Stated problem: Take every line where the string "name" appears and copy it.

Data extracted from a collection:
:::

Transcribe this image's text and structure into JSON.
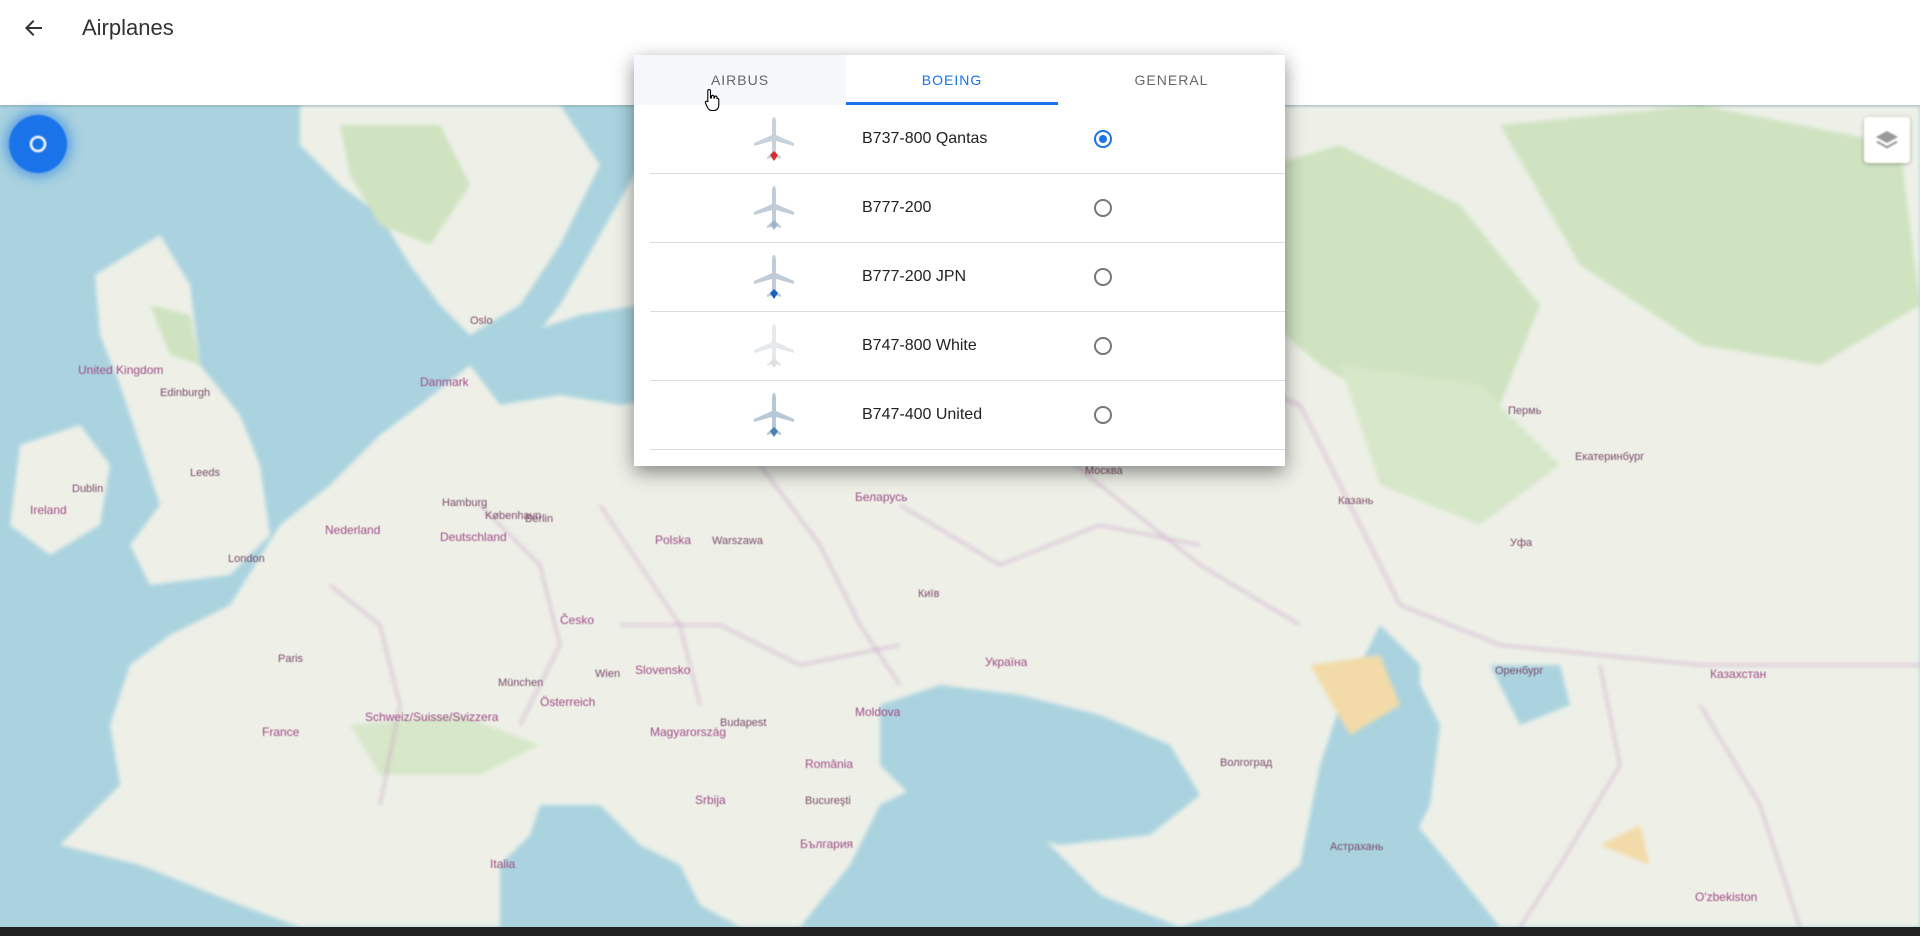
{
  "appbar": {
    "title": "Airplanes",
    "back_icon": "arrow-left-icon"
  },
  "tabs": [
    {
      "label": "AIRBUS",
      "selected": false
    },
    {
      "label": "BOEING",
      "selected": true
    },
    {
      "label": "GENERAL",
      "selected": false
    }
  ],
  "planes": [
    {
      "name": "B737-800 Qantas",
      "selected": true,
      "tail_color": "#d32f2f"
    },
    {
      "name": "B777-200",
      "selected": false,
      "tail_color": "#9fb4c9"
    },
    {
      "name": "B777-200 JPN",
      "selected": false,
      "tail_color": "#1565c0"
    },
    {
      "name": "B747-800 White",
      "selected": false,
      "tail_color": "#e0e0e0"
    },
    {
      "name": "B747-400 United",
      "selected": false,
      "tail_color": "#4a7fb0"
    }
  ],
  "map": {
    "labels": [
      {
        "text": "United Kingdom",
        "kind": "country"
      },
      {
        "text": "Ireland",
        "kind": "country"
      },
      {
        "text": "Danmark",
        "kind": "country"
      },
      {
        "text": "Nederland",
        "kind": "country"
      },
      {
        "text": "Deutschland",
        "kind": "country"
      },
      {
        "text": "Polska",
        "kind": "country"
      },
      {
        "text": "Беларусь",
        "kind": "country"
      },
      {
        "text": "Україна",
        "kind": "country"
      },
      {
        "text": "France",
        "kind": "country"
      },
      {
        "text": "Česko",
        "kind": "country"
      },
      {
        "text": "Österreich",
        "kind": "country"
      },
      {
        "text": "Magyarország",
        "kind": "country"
      },
      {
        "text": "România",
        "kind": "country"
      },
      {
        "text": "Moldova",
        "kind": "country"
      },
      {
        "text": "Srbija",
        "kind": "country"
      },
      {
        "text": "България",
        "kind": "country"
      },
      {
        "text": "Italia",
        "kind": "country"
      },
      {
        "text": "Schweiz/Suisse/Svizzera",
        "kind": "country"
      },
      {
        "text": "Slovensko",
        "kind": "country"
      },
      {
        "text": "Казахстан",
        "kind": "country"
      },
      {
        "text": "O'zbekiston",
        "kind": "country"
      },
      {
        "text": "Edinburgh",
        "kind": "city"
      },
      {
        "text": "Leeds",
        "kind": "city"
      },
      {
        "text": "London",
        "kind": "city"
      },
      {
        "text": "Dublin",
        "kind": "city"
      },
      {
        "text": "Hamburg",
        "kind": "city"
      },
      {
        "text": "Berlin",
        "kind": "city"
      },
      {
        "text": "Warszawa",
        "kind": "city"
      },
      {
        "text": "Київ",
        "kind": "city"
      },
      {
        "text": "Paris",
        "kind": "city"
      },
      {
        "text": "München",
        "kind": "city"
      },
      {
        "text": "Wien",
        "kind": "city"
      },
      {
        "text": "Budapest",
        "kind": "city"
      },
      {
        "text": "Bucureşti",
        "kind": "city"
      },
      {
        "text": "Пермь",
        "kind": "city"
      },
      {
        "text": "Екатеринбург",
        "kind": "city"
      },
      {
        "text": "Казань",
        "kind": "city"
      },
      {
        "text": "Уфа",
        "kind": "city"
      },
      {
        "text": "Оренбург",
        "kind": "city"
      },
      {
        "text": "Волгоград",
        "kind": "city"
      },
      {
        "text": "Астрахань",
        "kind": "city"
      },
      {
        "text": "Москва",
        "kind": "city"
      },
      {
        "text": "Oslo",
        "kind": "city"
      },
      {
        "text": "København",
        "kind": "city"
      }
    ],
    "locate_icon": "my-location-icon",
    "layers_icon": "layers-icon"
  }
}
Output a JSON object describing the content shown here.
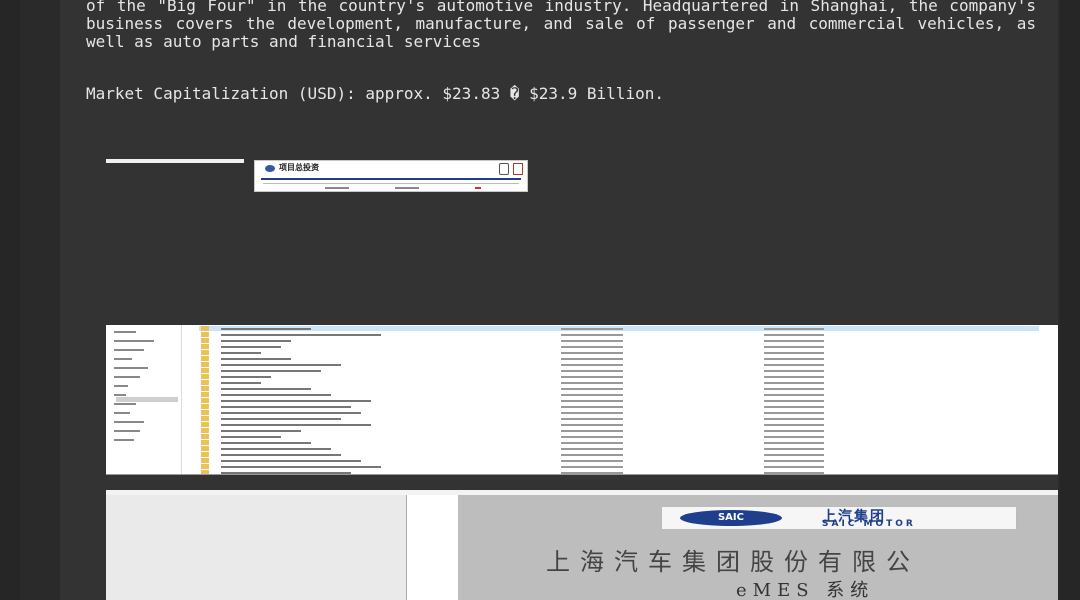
{
  "article": {
    "paragraph1": "of the \"Big Four\" in the country's automotive industry. Headquartered in Shanghai, the company's business covers the development, manufacture, and sale of passenger and commercial vehicles, as well as auto parts and financial services",
    "paragraph2": "Market Capitalization (USD): approx. $23.83 � $23.9 Billion."
  },
  "thumbnail_doc": {
    "title": "项目总投资"
  },
  "saic_screenshot": {
    "logo_text": "SAIC",
    "brand_cn": "上汽集团",
    "brand_en": "SAIC MOTOR",
    "company_cn": "上海汽车集团股份有限公",
    "system_label": "eMES 系统"
  },
  "colors": {
    "background": "#262626",
    "panel": "#333333",
    "text": "#e6e6e6",
    "saic_blue": "#1f3e8c",
    "folder": "#e8c35a"
  }
}
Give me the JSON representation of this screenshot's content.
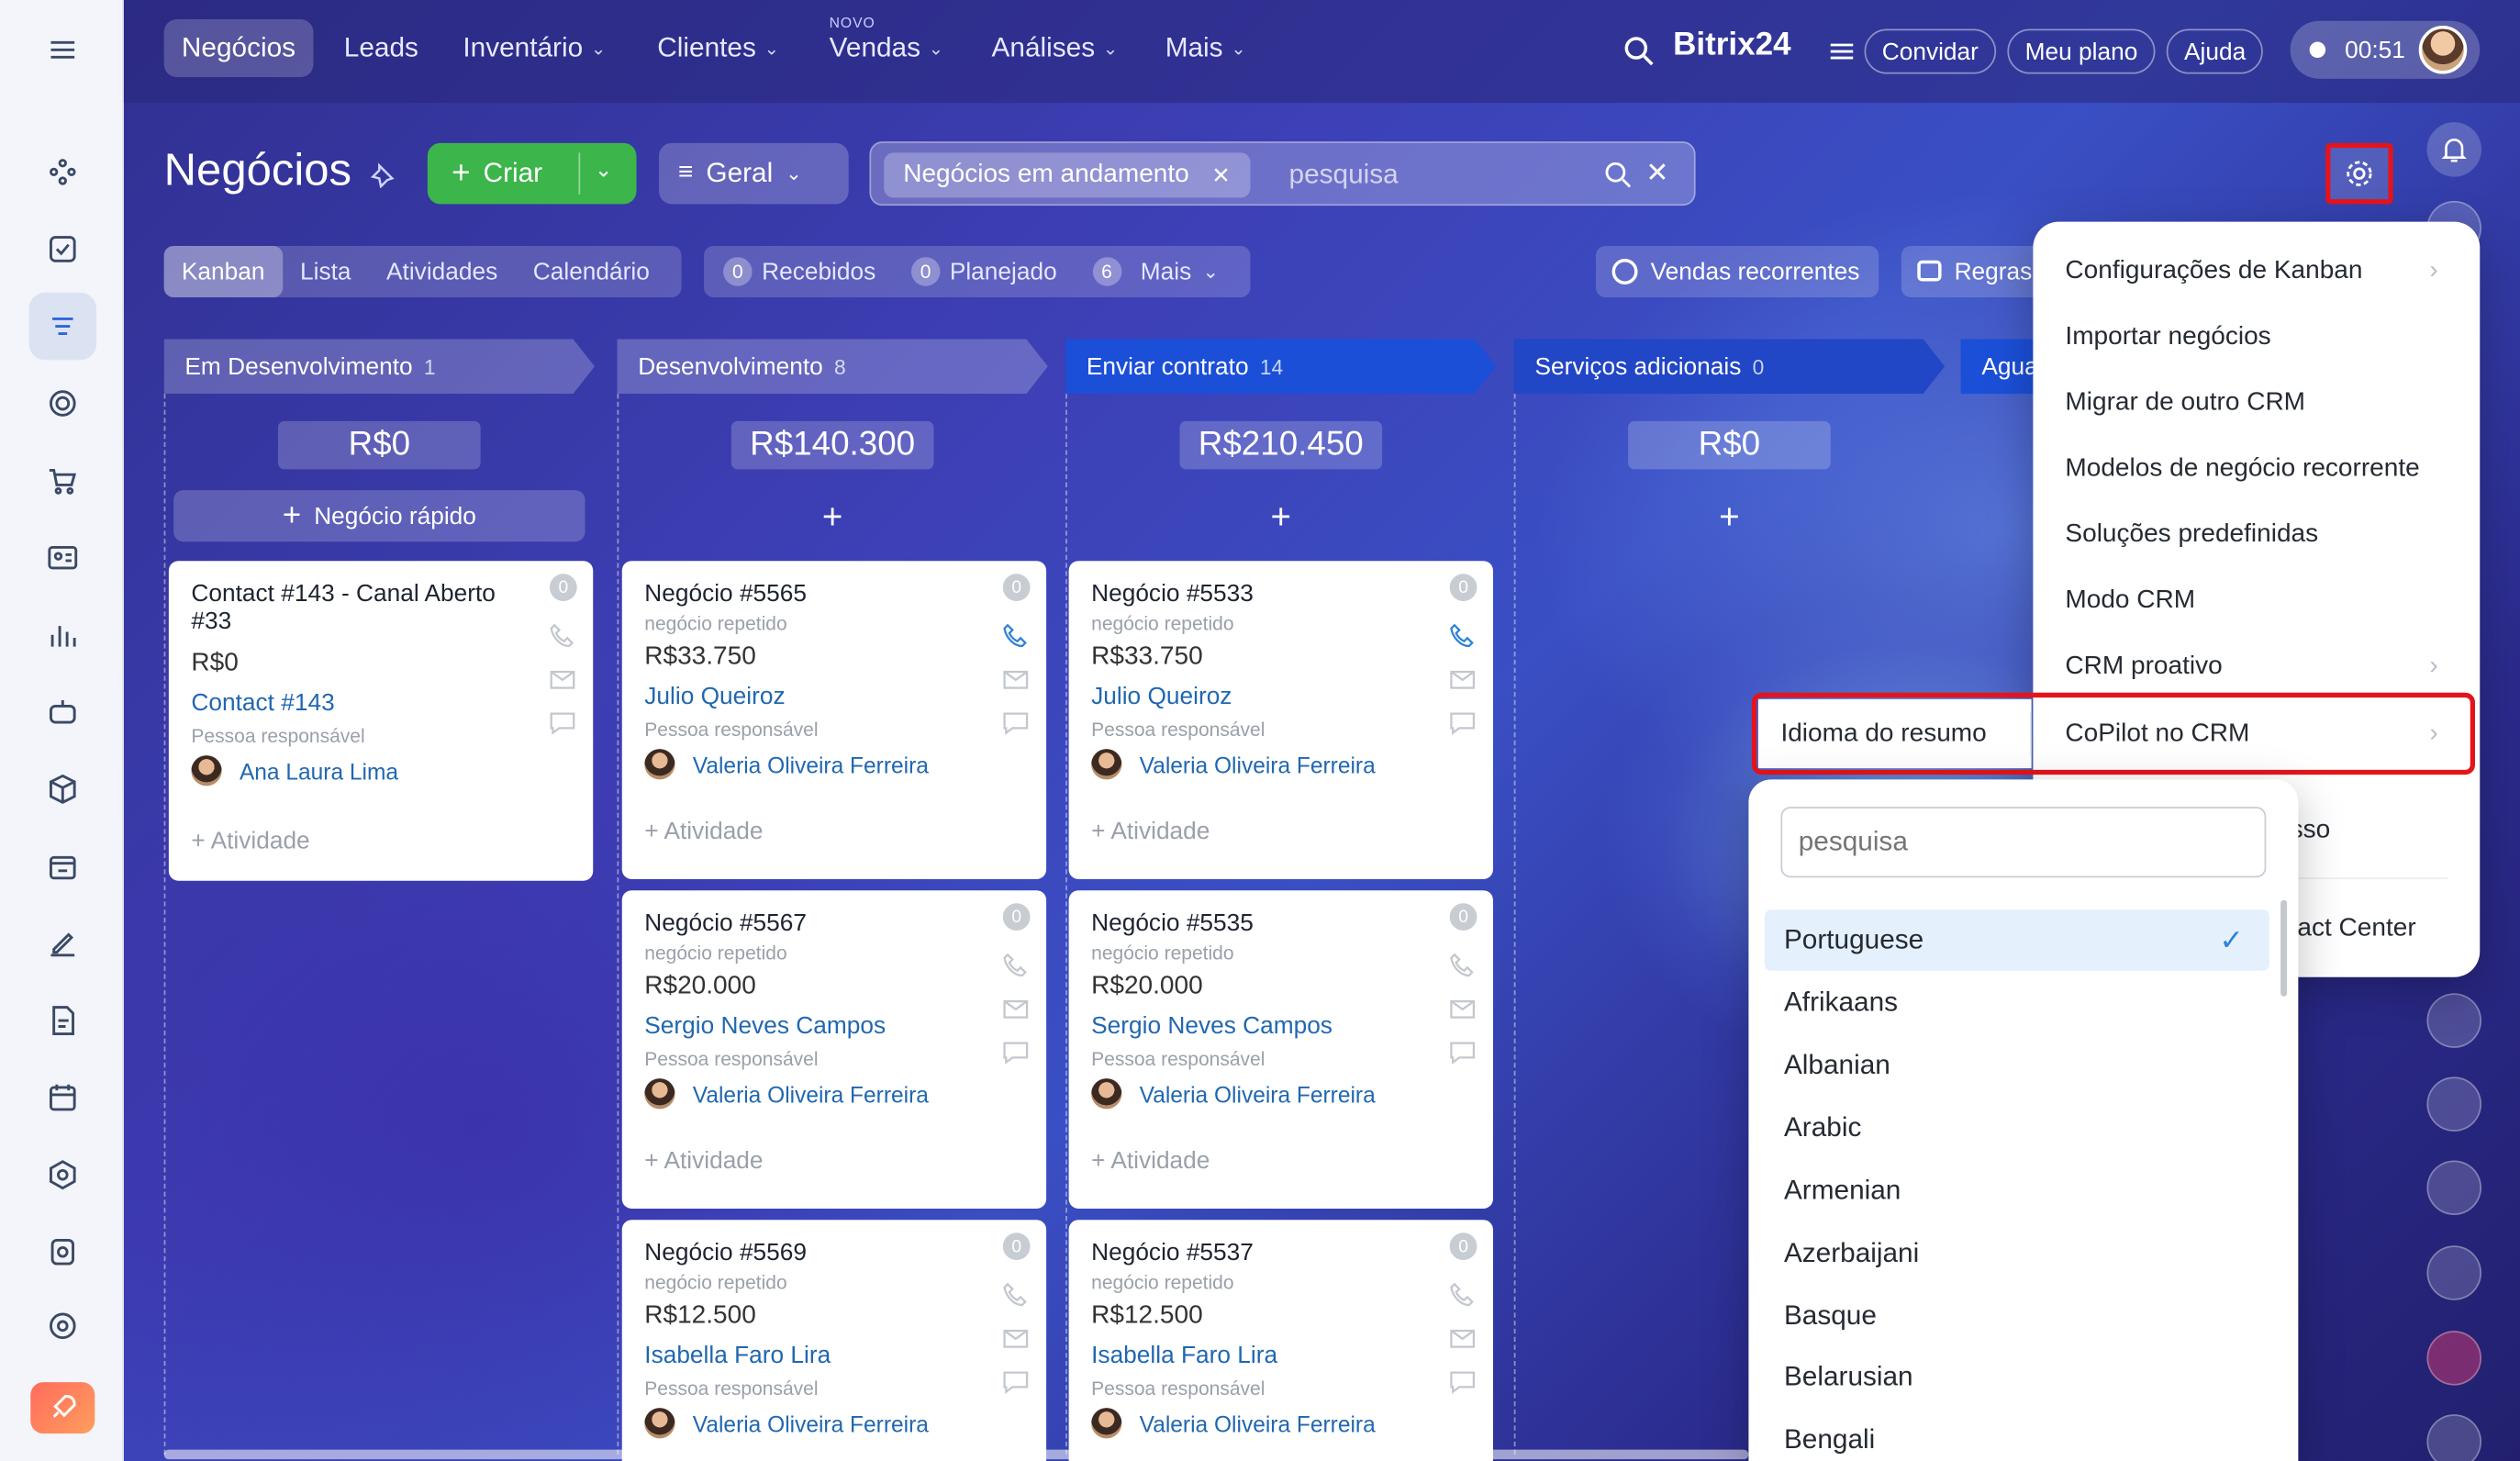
{
  "nav": {
    "items": [
      "Negócios",
      "Leads",
      "Inventário",
      "Clientes",
      "Vendas",
      "Análises",
      "Mais"
    ],
    "novo_badge": "NOVO",
    "brand": "Bitrix24",
    "invite": "Convidar",
    "plan": "Meu plano",
    "help": "Ajuda",
    "timer": "00:51"
  },
  "header": {
    "title": "Negócios",
    "create": "Criar",
    "general": "Geral",
    "filter_tag": "Negócios em andamento",
    "search_placeholder": "pesquisa"
  },
  "views": [
    "Kanban",
    "Lista",
    "Atividades",
    "Calendário"
  ],
  "counters": [
    {
      "num": "0",
      "label": "Recebidos"
    },
    {
      "num": "0",
      "label": "Planejado"
    },
    {
      "num": "6",
      "label": "Mais"
    }
  ],
  "toolbar": {
    "recurring": "Vendas recorrentes",
    "rules": "Regras"
  },
  "columns": [
    {
      "name": "Em Desenvolvimento",
      "count": "1",
      "sum": "R$0",
      "quick": "Negócio rápido"
    },
    {
      "name": "Desenvolvimento",
      "count": "8",
      "sum": "R$140.300"
    },
    {
      "name": "Enviar contrato",
      "count": "14",
      "sum": "R$210.450"
    },
    {
      "name": "Serviços adicionais",
      "count": "0",
      "sum": "R$0"
    },
    {
      "name": "Agua",
      "count": ""
    }
  ],
  "cards": {
    "c0": {
      "title": "Contact #143 - Canal Aberto #33",
      "price": "R$0",
      "link": "Contact #143",
      "resp": "Pessoa responsável",
      "person": "Ana Laura Lima",
      "act": "+ Atividade",
      "badge": "0"
    },
    "c1": {
      "title": "Negócio #5565",
      "sub": "negócio repetido",
      "price": "R$33.750",
      "link": "Julio Queiroz",
      "resp": "Pessoa responsável",
      "person": "Valeria Oliveira Ferreira",
      "act": "+ Atividade",
      "badge": "0"
    },
    "c2": {
      "title": "Negócio #5567",
      "sub": "negócio repetido",
      "price": "R$20.000",
      "link": "Sergio Neves Campos",
      "resp": "Pessoa responsável",
      "person": "Valeria Oliveira Ferreira",
      "act": "+ Atividade",
      "badge": "0"
    },
    "c3": {
      "title": "Negócio #5569",
      "sub": "negócio repetido",
      "price": "R$12.500",
      "link": "Isabella Faro Lira",
      "resp": "Pessoa responsável",
      "person": "Valeria Oliveira Ferreira",
      "badge": "0"
    },
    "c4": {
      "title": "Negócio #5533",
      "sub": "negócio repetido",
      "price": "R$33.750",
      "link": "Julio Queiroz",
      "resp": "Pessoa responsável",
      "person": "Valeria Oliveira Ferreira",
      "act": "+ Atividade",
      "badge": "0"
    },
    "c5": {
      "title": "Negócio #5535",
      "sub": "negócio repetido",
      "price": "R$20.000",
      "link": "Sergio Neves Campos",
      "resp": "Pessoa responsável",
      "person": "Valeria Oliveira Ferreira",
      "act": "+ Atividade",
      "badge": "0"
    },
    "c6": {
      "title": "Negócio #5537",
      "sub": "negócio repetido",
      "price": "R$12.500",
      "link": "Isabella Faro Lira",
      "resp": "Pessoa responsável",
      "person": "Valeria Oliveira Ferreira",
      "badge": "0"
    }
  },
  "settings_menu": [
    "Configurações de Kanban",
    "Importar negócios",
    "Migrar de outro CRM",
    "Modelos de negócio recorrente",
    "Soluções predefinidas",
    "Modo CRM",
    "CRM proativo",
    "CoPilot no CRM"
  ],
  "settings_menu_partial": [
    "sso",
    "tact Center"
  ],
  "submenu_title": "Idioma do resumo",
  "languages": {
    "search_placeholder": "pesquisa",
    "selected": "Portuguese",
    "items": [
      "Portuguese",
      "Afrikaans",
      "Albanian",
      "Arabic",
      "Armenian",
      "Azerbaijani",
      "Basque",
      "Belarusian",
      "Bengali"
    ]
  },
  "colors": {
    "accent": "#2f66d6",
    "create_green": "#3cb54a",
    "highlight_red": "#e5141b",
    "stage_blue": "#1b4fd8"
  }
}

:::

Written solution:
      "name": "B737-800 Qantas",
      "name": "B777-200",
      "name": "B777-200 JPN",
      "name": "B747-800 White",
      "name": "B747-400 United",
      "name": "Em Desenvolvimento",
      "name": "Desenvolvimento",
      "name": "Enviar contrato",
      "name": "Serviços adicionais",
      "name": "Agua",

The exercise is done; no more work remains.